Retype every entry word for word.

## Start

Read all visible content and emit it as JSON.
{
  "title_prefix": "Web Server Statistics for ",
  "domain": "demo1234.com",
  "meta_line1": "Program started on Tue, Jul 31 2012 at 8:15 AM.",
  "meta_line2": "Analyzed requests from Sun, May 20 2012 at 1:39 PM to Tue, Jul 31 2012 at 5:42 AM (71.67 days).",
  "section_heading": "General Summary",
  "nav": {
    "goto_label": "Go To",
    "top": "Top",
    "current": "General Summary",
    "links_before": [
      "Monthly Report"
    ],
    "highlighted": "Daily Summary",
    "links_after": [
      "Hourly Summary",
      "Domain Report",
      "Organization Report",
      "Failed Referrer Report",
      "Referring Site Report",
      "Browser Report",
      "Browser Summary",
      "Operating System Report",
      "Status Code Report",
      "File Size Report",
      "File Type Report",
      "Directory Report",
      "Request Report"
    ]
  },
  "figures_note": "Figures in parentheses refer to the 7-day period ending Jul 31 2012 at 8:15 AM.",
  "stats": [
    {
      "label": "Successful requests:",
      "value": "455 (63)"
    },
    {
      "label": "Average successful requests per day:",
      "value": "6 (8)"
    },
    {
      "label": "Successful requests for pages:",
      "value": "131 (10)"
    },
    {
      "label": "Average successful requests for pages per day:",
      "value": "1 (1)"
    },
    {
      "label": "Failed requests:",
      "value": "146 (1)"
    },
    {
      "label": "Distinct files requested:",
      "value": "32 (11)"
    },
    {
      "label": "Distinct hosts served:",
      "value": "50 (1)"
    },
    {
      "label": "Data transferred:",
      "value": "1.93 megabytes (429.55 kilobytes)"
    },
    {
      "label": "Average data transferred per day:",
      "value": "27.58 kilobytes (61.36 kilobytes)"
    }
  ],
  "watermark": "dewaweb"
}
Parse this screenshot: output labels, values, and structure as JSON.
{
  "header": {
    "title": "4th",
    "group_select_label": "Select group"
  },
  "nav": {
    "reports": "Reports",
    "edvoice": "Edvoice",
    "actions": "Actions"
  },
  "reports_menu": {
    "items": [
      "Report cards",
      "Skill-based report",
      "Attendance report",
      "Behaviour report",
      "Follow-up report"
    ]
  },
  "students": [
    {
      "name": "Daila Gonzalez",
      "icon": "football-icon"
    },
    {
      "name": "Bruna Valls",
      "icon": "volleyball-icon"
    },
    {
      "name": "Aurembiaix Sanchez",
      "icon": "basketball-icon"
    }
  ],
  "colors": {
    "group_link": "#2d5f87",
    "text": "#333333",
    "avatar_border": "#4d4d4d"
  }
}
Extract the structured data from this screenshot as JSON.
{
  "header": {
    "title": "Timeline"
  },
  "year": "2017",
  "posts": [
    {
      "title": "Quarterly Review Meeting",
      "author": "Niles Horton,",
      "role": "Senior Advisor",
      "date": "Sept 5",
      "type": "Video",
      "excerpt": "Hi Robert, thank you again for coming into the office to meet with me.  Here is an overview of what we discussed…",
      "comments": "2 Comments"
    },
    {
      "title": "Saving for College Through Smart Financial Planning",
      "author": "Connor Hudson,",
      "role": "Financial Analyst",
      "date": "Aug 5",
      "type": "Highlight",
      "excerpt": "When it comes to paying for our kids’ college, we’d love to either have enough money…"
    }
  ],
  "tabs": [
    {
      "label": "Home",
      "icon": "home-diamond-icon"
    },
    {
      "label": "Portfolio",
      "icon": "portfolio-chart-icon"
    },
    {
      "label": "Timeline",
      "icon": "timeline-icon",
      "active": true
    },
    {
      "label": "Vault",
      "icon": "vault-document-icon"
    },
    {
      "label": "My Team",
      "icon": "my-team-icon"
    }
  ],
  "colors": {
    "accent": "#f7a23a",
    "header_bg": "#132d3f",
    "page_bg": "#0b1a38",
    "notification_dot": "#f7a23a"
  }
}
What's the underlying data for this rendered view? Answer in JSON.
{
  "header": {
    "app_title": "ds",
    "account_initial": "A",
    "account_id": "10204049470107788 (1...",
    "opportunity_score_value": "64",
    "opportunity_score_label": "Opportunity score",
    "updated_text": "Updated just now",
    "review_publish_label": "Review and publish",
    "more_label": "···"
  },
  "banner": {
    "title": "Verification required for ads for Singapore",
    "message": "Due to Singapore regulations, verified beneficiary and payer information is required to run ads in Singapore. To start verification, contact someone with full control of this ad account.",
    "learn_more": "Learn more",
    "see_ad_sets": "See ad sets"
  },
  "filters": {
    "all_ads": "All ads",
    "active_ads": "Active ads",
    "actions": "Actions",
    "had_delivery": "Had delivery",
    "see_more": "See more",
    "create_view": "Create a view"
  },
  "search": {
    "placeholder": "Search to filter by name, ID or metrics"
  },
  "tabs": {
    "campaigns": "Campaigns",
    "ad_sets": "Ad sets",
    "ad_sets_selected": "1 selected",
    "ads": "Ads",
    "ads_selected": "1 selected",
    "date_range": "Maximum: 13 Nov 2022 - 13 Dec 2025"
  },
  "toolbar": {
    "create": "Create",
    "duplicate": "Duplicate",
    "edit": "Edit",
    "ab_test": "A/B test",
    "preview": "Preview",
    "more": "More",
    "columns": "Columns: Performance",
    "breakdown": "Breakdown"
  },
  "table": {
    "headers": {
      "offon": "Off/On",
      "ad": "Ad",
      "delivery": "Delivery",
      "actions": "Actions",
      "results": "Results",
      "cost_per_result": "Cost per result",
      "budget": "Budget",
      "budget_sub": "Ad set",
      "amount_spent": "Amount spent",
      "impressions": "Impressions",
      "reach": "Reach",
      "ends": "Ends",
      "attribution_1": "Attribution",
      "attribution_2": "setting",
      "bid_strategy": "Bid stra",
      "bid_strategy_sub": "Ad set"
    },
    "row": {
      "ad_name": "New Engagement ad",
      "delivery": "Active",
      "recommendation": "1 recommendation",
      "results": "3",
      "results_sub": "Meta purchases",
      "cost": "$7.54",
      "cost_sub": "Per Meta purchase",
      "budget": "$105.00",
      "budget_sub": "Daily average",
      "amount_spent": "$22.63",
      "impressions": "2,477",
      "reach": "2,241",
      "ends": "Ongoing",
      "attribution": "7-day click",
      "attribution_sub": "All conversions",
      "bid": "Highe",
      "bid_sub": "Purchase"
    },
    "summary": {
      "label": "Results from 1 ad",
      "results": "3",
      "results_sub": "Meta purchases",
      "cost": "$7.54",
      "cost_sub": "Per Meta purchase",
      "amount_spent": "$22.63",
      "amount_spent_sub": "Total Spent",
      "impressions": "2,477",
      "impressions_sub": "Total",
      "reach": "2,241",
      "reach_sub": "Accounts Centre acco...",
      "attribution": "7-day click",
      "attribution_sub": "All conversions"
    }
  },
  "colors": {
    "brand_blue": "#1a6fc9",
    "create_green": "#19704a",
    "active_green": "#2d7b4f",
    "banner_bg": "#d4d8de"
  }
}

## End

The answer:
Read all visible content and emit it as JSON.
{
  "title_prefix": "Web Server Statistics for ",
  "domain": "demo1234.com",
  "meta_line1": "Program started on Tue, Jul 31 2012 at 8:15 AM.",
  "meta_line2": "Analyzed requests from Sun, May 20 2012 at 1:39 PM to Tue, Jul 31 2012 at 5:42 AM (71.67 days).",
  "section_heading": "General Summary",
  "nav": {
    "goto_label": "Go To",
    "top": "Top",
    "current": "General Summary",
    "links_before": [
      "Monthly Report"
    ],
    "highlighted": "Daily Summary",
    "links_after": [
      "Hourly Summary",
      "Domain Report",
      "Organization Report",
      "Failed Referrer Report",
      "Referring Site Report",
      "Browser Report",
      "Browser Summary",
      "Operating System Report",
      "Status Code Report",
      "File Size Report",
      "File Type Report",
      "Directory Report",
      "Request Report"
    ]
  },
  "figures_note": "Figures in parentheses refer to the 7-day period ending Jul 31 2012 at 8:15 AM.",
  "stats": [
    {
      "label": "Successful requests:",
      "value": "455 (63)"
    },
    {
      "label": "Average successful requests per day:",
      "value": "6 (8)"
    },
    {
      "label": "Successful requests for pages:",
      "value": "131 (10)"
    },
    {
      "label": "Average successful requests for pages per day:",
      "value": "1 (1)"
    },
    {
      "label": "Failed requests:",
      "value": "146 (1)"
    },
    {
      "label": "Distinct files requested:",
      "value": "32 (11)"
    },
    {
      "label": "Distinct hosts served:",
      "value": "50 (1)"
    },
    {
      "label": "Data transferred:",
      "value": "1.93 megabytes (429.55 kilobytes)"
    },
    {
      "label": "Average data transferred per day:",
      "value": "27.58 kilobytes (61.36 kilobytes)"
    }
  ],
  "watermark": "dewaweb"
}
Parse this screenshot: output labels, values, and structure as JSON.
{
  "header": {
    "title": "4th",
    "group_select_label": "Select group"
  },
  "nav": {
    "reports": "Reports",
    "edvoice": "Edvoice",
    "actions": "Actions"
  },
  "reports_menu": {
    "items": [
      "Report cards",
      "Skill-based report",
      "Attendance report",
      "Behaviour report",
      "Follow-up report"
    ]
  },
  "students": [
    {
      "name": "Daila Gonzalez",
      "icon": "football-icon"
    },
    {
      "name": "Bruna Valls",
      "icon": "volleyball-icon"
    },
    {
      "name": "Aurembiaix Sanchez",
      "icon": "basketball-icon"
    }
  ],
  "colors": {
    "group_link": "#2d5f87",
    "text": "#333333",
    "avatar_border": "#4d4d4d"
  }
}
Extract the structured data from this screenshot as JSON.
{
  "header": {
    "title": "Timeline"
  },
  "year": "2017",
  "posts": [
    {
      "title": "Quarterly Review Meeting",
      "author": "Niles Horton,",
      "role": "Senior Advisor",
      "date": "Sept 5",
      "type": "Video",
      "excerpt": "Hi Robert, thank you again for coming into the office to meet with me.  Here is an overview of what we discussed…",
      "comments": "2 Comments"
    },
    {
      "title": "Saving for College Through Smart Financial Planning",
      "author": "Connor Hudson,",
      "role": "Financial Analyst",
      "date": "Aug 5",
      "type": "Highlight",
      "excerpt": "When it comes to paying for our kids’ college, we’d love to either have enough money…"
    }
  ],
  "tabs": [
    {
      "label": "Home",
      "icon": "home-diamond-icon"
    },
    {
      "label": "Portfolio",
      "icon": "portfolio-chart-icon"
    },
    {
      "label": "Timeline",
      "icon": "timeline-icon",
      "active": true
    },
    {
      "label": "Vault",
      "icon": "vault-document-icon"
    },
    {
      "label": "My Team",
      "icon": "my-team-icon"
    }
  ],
  "colors": {
    "accent": "#f7a23a",
    "header_bg": "#132d3f",
    "page_bg": "#0b1a38",
    "notification_dot": "#f7a23a"
  }
}
What's the underlying data for this rendered view? Answer in JSON.
{
  "header": {
    "app_title": "ds",
    "account_initial": "A",
    "account_id": "10204049470107788 (1...",
    "opportunity_score_value": "64",
    "opportunity_score_label": "Opportunity score",
    "updated_text": "Updated just now",
    "review_publish_label": "Review and publish",
    "more_label": "···"
  },
  "banner": {
    "title": "Verification required for ads for Singapore",
    "message": "Due to Singapore regulations, verified beneficiary and payer information is required to run ads in Singapore. To start verification, contact someone with full control of this ad account.",
    "learn_more": "Learn more",
    "see_ad_sets": "See ad sets"
  },
  "filters": {
    "all_ads": "All ads",
    "active_ads": "Active ads",
    "actions": "Actions",
    "had_delivery": "Had delivery",
    "see_more": "See more",
    "create_view": "Create a view"
  },
  "search": {
    "placeholder": "Search to filter by name, ID or metrics"
  },
  "tabs": {
    "campaigns": "Campaigns",
    "ad_sets": "Ad sets",
    "ad_sets_selected": "1 selected",
    "ads": "Ads",
    "ads_selected": "1 selected",
    "date_range": "Maximum: 13 Nov 2022 - 13 Dec 2025"
  },
  "toolbar": {
    "create": "Create",
    "duplicate": "Duplicate",
    "edit": "Edit",
    "ab_test": "A/B test",
    "preview": "Preview",
    "more": "More",
    "columns": "Columns: Performance",
    "breakdown": "Breakdown"
  },
  "table": {
    "headers": {
      "offon": "Off/On",
      "ad": "Ad",
      "delivery": "Delivery",
      "actions": "Actions",
      "results": "Results",
      "cost_per_result": "Cost per result",
      "budget": "Budget",
      "budget_sub": "Ad set",
      "amount_spent": "Amount spent",
      "impressions": "Impressions",
      "reach": "Reach",
      "ends": "Ends",
      "attribution_1": "Attribution",
      "attribution_2": "setting",
      "bid_strategy": "Bid stra",
      "bid_strategy_sub": "Ad set"
    },
    "row": {
      "ad_name": "New Engagement ad",
      "delivery": "Active",
      "recommendation": "1 recommendation",
      "results": "3",
      "results_sub": "Meta purchases",
      "cost": "$7.54",
      "cost_sub": "Per Meta purchase",
      "budget": "$105.00",
      "budget_sub": "Daily average",
      "amount_spent": "$22.63",
      "impressions": "2,477",
      "reach": "2,241",
      "ends": "Ongoing",
      "attribution": "7-day click",
      "attribution_sub": "All conversions",
      "bid": "Highe",
      "bid_sub": "Purchase"
    },
    "summary": {
      "label": "Results from 1 ad",
      "results": "3",
      "results_sub": "Meta purchases",
      "cost": "$7.54",
      "cost_sub": "Per Meta purchase",
      "amount_spent": "$22.63",
      "amount_spent_sub": "Total Spent",
      "impressions": "2,477",
      "impressions_sub": "Total",
      "reach": "2,241",
      "reach_sub": "Accounts Centre acco...",
      "attribution": "7-day click",
      "attribution_sub": "All conversions"
    }
  },
  "colors": {
    "brand_blue": "#1a6fc9",
    "create_green": "#19704a",
    "active_green": "#2d7b4f",
    "banner_bg": "#d4d8de"
  }
}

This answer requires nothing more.